WORK TO COMPLETE »
Copy out every record below exactly as written, but leave out any pictures.
[START SUPPLIED MATERIAL]
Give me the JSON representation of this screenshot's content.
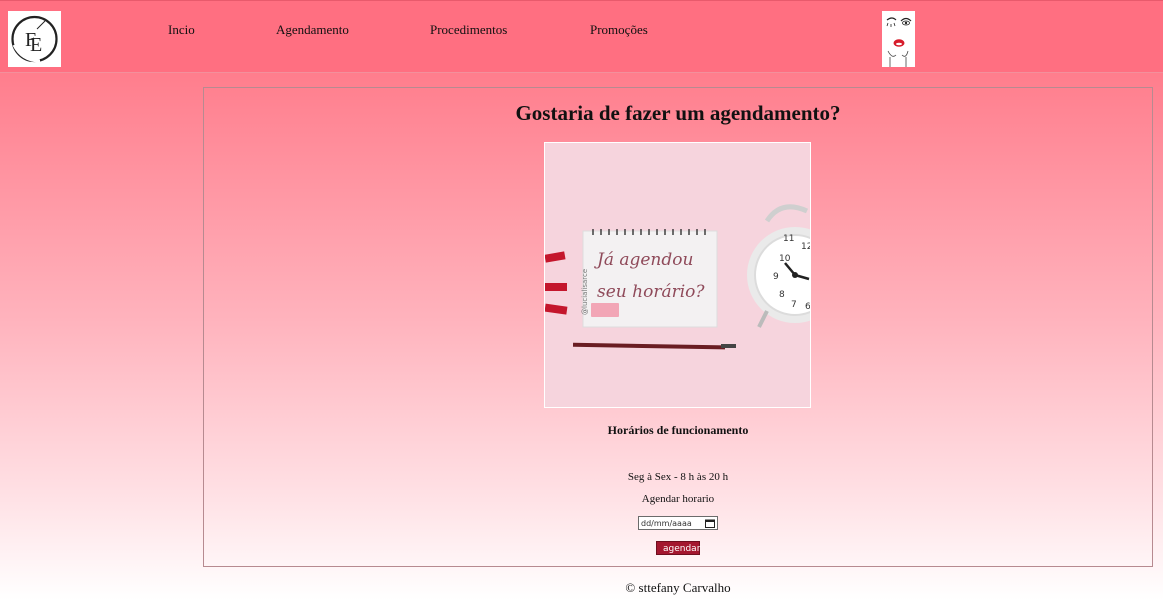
{
  "header": {
    "logo_left": {
      "letters": "FE",
      "icon": "fe-monogram-logo-icon"
    },
    "nav": [
      {
        "label": "Incio"
      },
      {
        "label": "Agendamento"
      },
      {
        "label": "Procedimentos"
      },
      {
        "label": "Promoções"
      }
    ],
    "logo_right": {
      "icon": "face-lips-logo-icon"
    }
  },
  "main": {
    "title": "Gostaria de fazer um agendamento?",
    "image": {
      "icon": "appointment-notebook-clock-image",
      "handwriting": [
        "Já agendou",
        "seu horário?"
      ],
      "watermark": "@lucialisarce"
    },
    "hours_title": "Horários de funcionamento",
    "hours_text": "Seg à Sex - 8 h às 20 h",
    "schedule_label": "Agendar horario",
    "date_input": {
      "placeholder": "dd/mm/aaaa"
    },
    "submit_label": "agendar"
  },
  "footer": {
    "text": "© sttefany Carvalho"
  },
  "colors": {
    "header_bg": "#ff6f81",
    "button_bg": "#a4172f",
    "photo_bg": "#f6d3dc"
  }
}
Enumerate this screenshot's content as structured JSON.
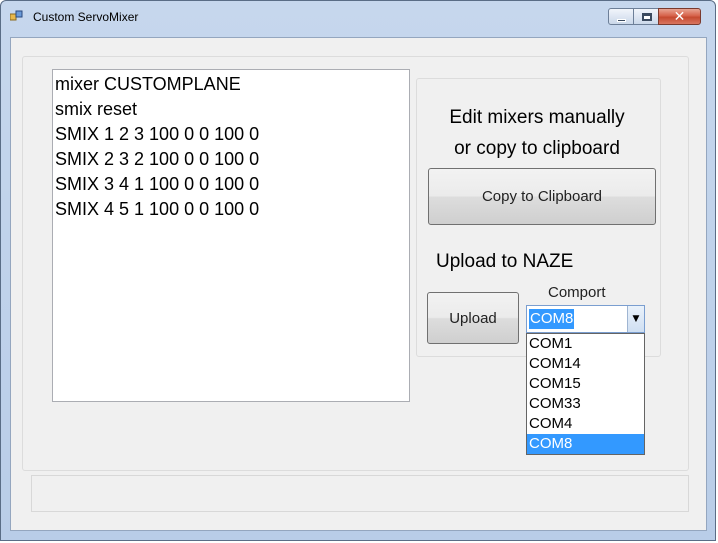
{
  "window": {
    "title": "Custom ServoMixer",
    "icon": "app-icon"
  },
  "mixer_text": {
    "lines": [
      "mixer CUSTOMPLANE",
      "smix reset",
      "SMIX 1 2 3 100 0 0 100 0",
      "SMIX 2 3 2 100 0 0 100 0",
      "SMIX 3 4 1 100 0 0 100 0",
      "SMIX 4 5 1 100 0 0 100 0"
    ]
  },
  "panel": {
    "info_line1": "Edit mixers manually",
    "info_line2": "or copy to clipboard",
    "copy_button": "Copy to Clipboard",
    "upload_label": "Upload to NAZE",
    "upload_button": "Upload",
    "comport_label": "Comport",
    "comport_selected": "COM8",
    "comport_options": [
      "COM1",
      "COM14",
      "COM15",
      "COM33",
      "COM4",
      "COM8"
    ]
  },
  "colors": {
    "selection": "#3399ff",
    "close_button": "#c54a30"
  }
}
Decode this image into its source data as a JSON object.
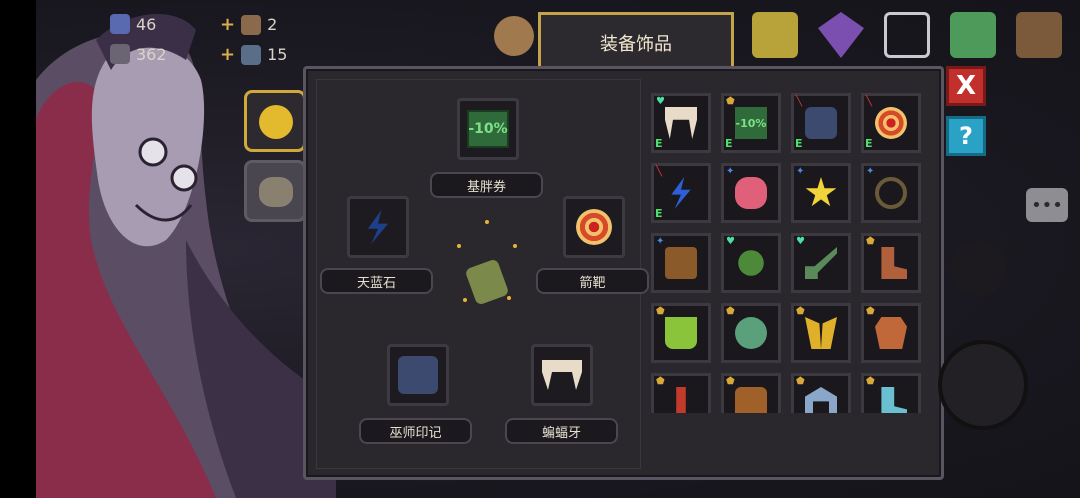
{
  "header": {
    "tab_title": "装备饰品",
    "stats": [
      {
        "name": "gem",
        "value": "46"
      },
      {
        "name": "coin",
        "value": "362"
      }
    ],
    "materials": [
      {
        "name": "material-a",
        "value": "2"
      },
      {
        "name": "material-b",
        "value": "15"
      }
    ]
  },
  "equipped": {
    "top": {
      "label": "基胖券",
      "icon": "percent-ticket-icon"
    },
    "left": {
      "label": "天蓝石",
      "icon": "lightning-stone-icon"
    },
    "right": {
      "label": "箭靶",
      "icon": "target-icon"
    },
    "bottom_left": {
      "label": "巫师印记",
      "icon": "wizard-mark-icon"
    },
    "bottom_right": {
      "label": "蝙蝠牙",
      "icon": "bat-fang-icon"
    },
    "center": {
      "icon": "pet-mummy-icon"
    }
  },
  "inventory": [
    {
      "icon": "bat-fang-icon",
      "mark": "heart",
      "equipped": "E"
    },
    {
      "icon": "percent-ticket-icon",
      "mark": "shield",
      "equipped": "E"
    },
    {
      "icon": "wizard-mark-icon",
      "mark": "slash",
      "equipped": "E"
    },
    {
      "icon": "target-icon",
      "mark": "slash",
      "equipped": "E"
    },
    {
      "icon": "lightning-stone-icon",
      "mark": "slash",
      "equipped": "E"
    },
    {
      "icon": "meat-icon",
      "mark": "star",
      "equipped": ""
    },
    {
      "icon": "star-icon",
      "mark": "star",
      "equipped": ""
    },
    {
      "icon": "skull-necklace-icon",
      "mark": "star",
      "equipped": ""
    },
    {
      "icon": "backpack-icon",
      "mark": "star",
      "equipped": ""
    },
    {
      "icon": "clover-icon",
      "mark": "heart",
      "equipped": ""
    },
    {
      "icon": "shovel-icon",
      "mark": "heart",
      "equipped": ""
    },
    {
      "icon": "boot-icon",
      "mark": "shield",
      "equipped": ""
    },
    {
      "icon": "potion-icon",
      "mark": "shield",
      "equipped": ""
    },
    {
      "icon": "snake-jar-icon",
      "mark": "shield",
      "equipped": ""
    },
    {
      "icon": "golden-wings-icon",
      "mark": "shield",
      "equipped": ""
    },
    {
      "icon": "leather-armor-icon",
      "mark": "shield",
      "equipped": ""
    },
    {
      "icon": "red-figure-icon",
      "mark": "shield",
      "equipped": ""
    },
    {
      "icon": "gauntlet-icon",
      "mark": "shield",
      "equipped": ""
    },
    {
      "icon": "arch-icon",
      "mark": "shield",
      "equipped": ""
    },
    {
      "icon": "ice-boot-icon",
      "mark": "shield",
      "equipped": ""
    }
  ],
  "colors": {
    "gold": "#c5a34a",
    "equipped_green": "#4be26a",
    "close_red": "#c2302d",
    "help_blue": "#2aa2c6"
  },
  "buttons": {
    "close": "X",
    "help": "?"
  }
}
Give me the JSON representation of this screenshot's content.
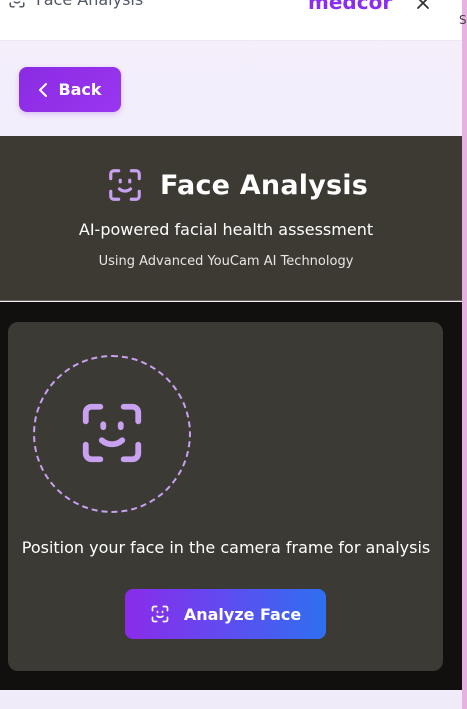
{
  "header": {
    "title": "Face Analysis",
    "brand": "medcor",
    "title_icon": "face-scan-icon",
    "close_icon": "close-icon",
    "edge_glyph": "S"
  },
  "back_button": {
    "label": "Back",
    "icon": "chevron-left-icon"
  },
  "hero": {
    "title": "Face Analysis",
    "subtitle": "AI-powered facial health assessment",
    "tech_note": "Using Advanced YouCam AI Technology",
    "icon": "face-scan-icon"
  },
  "card": {
    "instruction": "Position your face in the camera frame for analysis",
    "frame_icon": "face-scan-icon",
    "analyze_label": "Analyze Face",
    "analyze_icon": "face-scan-icon"
  },
  "colors": {
    "accent_purple": "#8a2be2",
    "accent_blue": "#2f6ff0",
    "icon_lavender": "#c9a1f1",
    "dark_bg": "#3c3a33"
  }
}
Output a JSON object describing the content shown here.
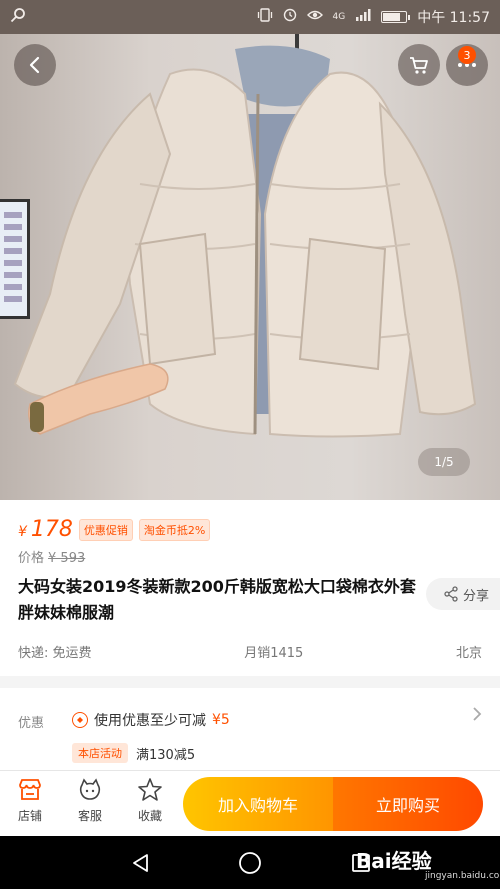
{
  "status_bar": {
    "network_label": "4G",
    "time": "中午 11:57"
  },
  "photo": {
    "pager": "1/5",
    "cart_badge": "3"
  },
  "product": {
    "currency": "¥",
    "price": "178",
    "tags": [
      "优惠促销",
      "淘金币抵2%"
    ],
    "old_price_label": "价格",
    "old_price": "¥ 593",
    "title": "大码女装2019冬装新款200斤韩版宽松大口袋棉衣外套胖妹妹棉服潮",
    "share_label": "分享",
    "shipping": "快递: 免运费",
    "monthly_sales": "月销1415",
    "location": "北京"
  },
  "promo": {
    "label": "优惠",
    "coupon_text": "使用优惠至少可减",
    "coupon_amount": "¥5",
    "store_tag": "本店活动",
    "store_offer": "满130减5"
  },
  "action_bar": {
    "shop": "店铺",
    "service": "客服",
    "favorite": "收藏",
    "add_to_cart": "加入购物车",
    "buy_now": "立即购买"
  },
  "watermark": {
    "brand": "Bai经验",
    "url": "jingyan.baidu.com"
  },
  "colors": {
    "accent": "#ff5000",
    "cart_button": "#ffb000",
    "buy_button": "#ff5a00"
  }
}
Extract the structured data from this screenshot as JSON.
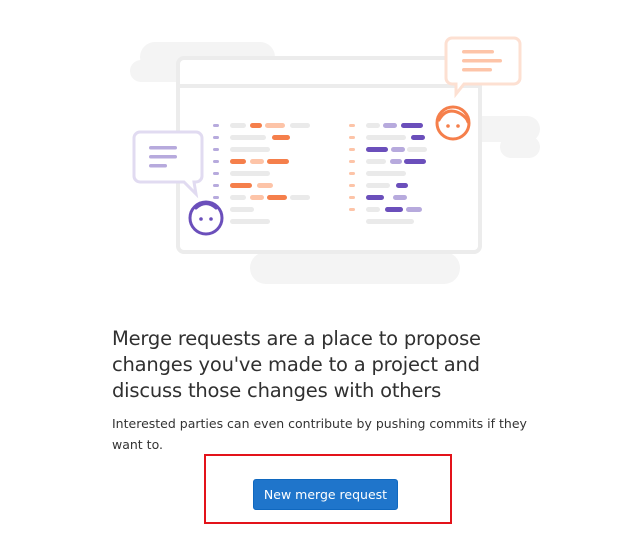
{
  "empty_state": {
    "title": "Merge requests are a place to propose changes you've made to a project and discuss those changes with others",
    "description": "Interested parties can even contribute by pushing commits if they want to.",
    "primary_button_label": "New merge request"
  },
  "illustration": {
    "icons": [
      "monitor-illustration",
      "chat-bubble-icon",
      "avatar-face-icon"
    ],
    "colors": {
      "orange": "#f57f4b",
      "orange_light": "#fdc4a8",
      "purple": "#6b4fbb",
      "purple_light": "#b7aadd",
      "gray": "#eaeaea",
      "outline": "#efefef"
    }
  },
  "colors": {
    "button_bg": "#1f75cb",
    "highlight_border": "#e3131a"
  }
}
[END SUPPLIED MATERIAL]
COMPLETED EXERCISE »
Give me the JSON representation of this screenshot's content.
{
  "header": {
    "logo_left": {
      "letters": "FE",
      "icon": "fe-monogram-logo-icon"
    },
    "nav": [
      {
        "label": "Incio"
      },
      {
        "label": "Agendamento"
      },
      {
        "label": "Procedimentos"
      },
      {
        "label": "Promoções"
      }
    ],
    "logo_right": {
      "icon": "face-lips-logo-icon"
    }
  },
  "main": {
    "title": "Gostaria de fazer um agendamento?",
    "image": {
      "icon": "appointment-notebook-clock-image",
      "handwriting": [
        "Já agendou",
        "seu horário?"
      ],
      "watermark": "@lucialisarce"
    },
    "hours_title": "Horários de funcionamento",
    "hours_text": "Seg à Sex - 8 h às 20 h",
    "schedule_label": "Agendar horario",
    "date_input": {
      "placeholder": "dd/mm/aaaa"
    },
    "submit_label": "agendar"
  },
  "footer": {
    "text": "© sttefany Carvalho"
  },
  "colors": {
    "header_bg": "#ff6f81",
    "button_bg": "#a4172f",
    "photo_bg": "#f6d3dc"
  }
}
Enumerate this screenshot's content as structured JSON.
{
  "window": {
    "title": "Custom ServoMixer",
    "icon": "app-icon"
  },
  "mixer_text": {
    "lines": [
      "mixer CUSTOMPLANE",
      "smix reset",
      "SMIX 1 2 3 100 0 0 100 0",
      "SMIX 2 3 2 100 0 0 100 0",
      "SMIX 3 4 1 100 0 0 100 0",
      "SMIX 4 5 1 100 0 0 100 0"
    ]
  },
  "panel": {
    "info_line1": "Edit mixers manually",
    "info_line2": "or copy to clipboard",
    "copy_button": "Copy to Clipboard",
    "upload_label": "Upload to NAZE",
    "upload_button": "Upload",
    "comport_label": "Comport",
    "comport_selected": "COM8",
    "comport_options": [
      "COM1",
      "COM14",
      "COM15",
      "COM33",
      "COM4",
      "COM8"
    ]
  },
  "colors": {
    "selection": "#3399ff",
    "close_button": "#c54a30"
  }
}
Decode this image into its source data as a JSON object.
{
  "header": {
    "tab_title": "装备饰品",
    "stats": [
      {
        "name": "gem",
        "value": "46"
      },
      {
        "name": "coin",
        "value": "362"
      }
    ],
    "materials": [
      {
        "name": "material-a",
        "value": "2"
      },
      {
        "name": "material-b",
        "value": "15"
      }
    ]
  },
  "equipped": {
    "top": {
      "label": "基胖券",
      "icon": "percent-ticket-icon"
    },
    "left": {
      "label": "天蓝石",
      "icon": "lightning-stone-icon"
    },
    "right": {
      "label": "箭靶",
      "icon": "target-icon"
    },
    "bottom_left": {
      "label": "巫师印记",
      "icon": "wizard-mark-icon"
    },
    "bottom_right": {
      "label": "蝙蝠牙",
      "icon": "bat-fang-icon"
    },
    "center": {
      "icon": "pet-mummy-icon"
    }
  },
  "inventory": [
    {
      "icon": "bat-fang-icon",
      "mark": "heart",
      "equipped": "E"
    },
    {
      "icon": "percent-ticket-icon",
      "mark": "shield",
      "equipped": "E"
    },
    {
      "icon": "wizard-mark-icon",
      "mark": "slash",
      "equipped": "E"
    },
    {
      "icon": "target-icon",
      "mark": "slash",
      "equipped": "E"
    },
    {
      "icon": "lightning-stone-icon",
      "mark": "slash",
      "equipped": "E"
    },
    {
      "icon": "meat-icon",
      "mark": "star",
      "equipped": ""
    },
    {
      "icon": "star-icon",
      "mark": "star",
      "equipped": ""
    },
    {
      "icon": "skull-necklace-icon",
      "mark": "star",
      "equipped": ""
    },
    {
      "icon": "backpack-icon",
      "mark": "star",
      "equipped": ""
    },
    {
      "icon": "clover-icon",
      "mark": "heart",
      "equipped": ""
    },
    {
      "icon": "shovel-icon",
      "mark": "heart",
      "equipped": ""
    },
    {
      "icon": "boot-icon",
      "mark": "shield",
      "equipped": ""
    },
    {
      "icon": "potion-icon",
      "mark": "shield",
      "equipped": ""
    },
    {
      "icon": "snake-jar-icon",
      "mark": "shield",
      "equipped": ""
    },
    {
      "icon": "golden-wings-icon",
      "mark": "shield",
      "equipped": ""
    },
    {
      "icon": "leather-armor-icon",
      "mark": "shield",
      "equipped": ""
    },
    {
      "icon": "red-figure-icon",
      "mark": "shield",
      "equipped": ""
    },
    {
      "icon": "gauntlet-icon",
      "mark": "shield",
      "equipped": ""
    },
    {
      "icon": "arch-icon",
      "mark": "shield",
      "equipped": ""
    },
    {
      "icon": "ice-boot-icon",
      "mark": "shield",
      "equipped": ""
    }
  ],
  "colors": {
    "gold": "#c5a34a",
    "equipped_green": "#4be26a",
    "close_red": "#c2302d",
    "help_blue": "#2aa2c6"
  },
  "buttons": {
    "close": "X",
    "help": "?"
  }
}
Give me the JSON representation of this screenshot's content.
{
  "header": {
    "title": "Face Analysis",
    "brand": "medcor",
    "title_icon": "face-scan-icon",
    "close_icon": "close-icon",
    "edge_glyph": "S"
  },
  "back_button": {
    "label": "Back",
    "icon": "chevron-left-icon"
  },
  "hero": {
    "title": "Face Analysis",
    "subtitle": "AI-powered facial health assessment",
    "tech_note": "Using Advanced YouCam AI Technology",
    "icon": "face-scan-icon"
  },
  "card": {
    "instruction": "Position your face in the camera frame for analysis",
    "frame_icon": "face-scan-icon",
    "analyze_label": "Analyze Face",
    "analyze_icon": "face-scan-icon"
  },
  "colors": {
    "accent_purple": "#8a2be2",
    "accent_blue": "#2f6ff0",
    "icon_lavender": "#c9a1f1",
    "dark_bg": "#3c3a33"
  }
}
Output a JSON object describing the content shown here.
{
  "status_bar": {
    "network_label": "4G",
    "time": "中午 11:57"
  },
  "photo": {
    "pager": "1/5",
    "cart_badge": "3"
  },
  "product": {
    "currency": "¥",
    "price": "178",
    "tags": [
      "优惠促销",
      "淘金币抵2%"
    ],
    "old_price_label": "价格",
    "old_price": "¥ 593",
    "title": "大码女装2019冬装新款200斤韩版宽松大口袋棉衣外套胖妹妹棉服潮",
    "share_label": "分享",
    "shipping": "快递: 免运费",
    "monthly_sales": "月销1415",
    "location": "北京"
  },
  "promo": {
    "label": "优惠",
    "coupon_text": "使用优惠至少可减",
    "coupon_amount": "¥5",
    "store_tag": "本店活动",
    "store_offer": "满130减5"
  },
  "action_bar": {
    "shop": "店铺",
    "service": "客服",
    "favorite": "收藏",
    "add_to_cart": "加入购物车",
    "buy_now": "立即购买"
  },
  "watermark": {
    "brand": "Bai经验",
    "url": "jingyan.baidu.com"
  },
  "colors": {
    "accent": "#ff5000",
    "cart_button": "#ffb000",
    "buy_button": "#ff5a00"
  }
}
Extract the structured data from this screenshot as JSON.
{
  "empty_state": {
    "title": "Merge requests are a place to propose changes you've made to a project and discuss those changes with others",
    "description": "Interested parties can even contribute by pushing commits if they want to.",
    "primary_button_label": "New merge request"
  },
  "illustration": {
    "icons": [
      "monitor-illustration",
      "chat-bubble-icon",
      "avatar-face-icon"
    ],
    "colors": {
      "orange": "#f57f4b",
      "orange_light": "#fdc4a8",
      "purple": "#6b4fbb",
      "purple_light": "#b7aadd",
      "gray": "#eaeaea",
      "outline": "#efefef"
    }
  },
  "colors": {
    "button_bg": "#1f75cb",
    "highlight_border": "#e3131a"
  }
}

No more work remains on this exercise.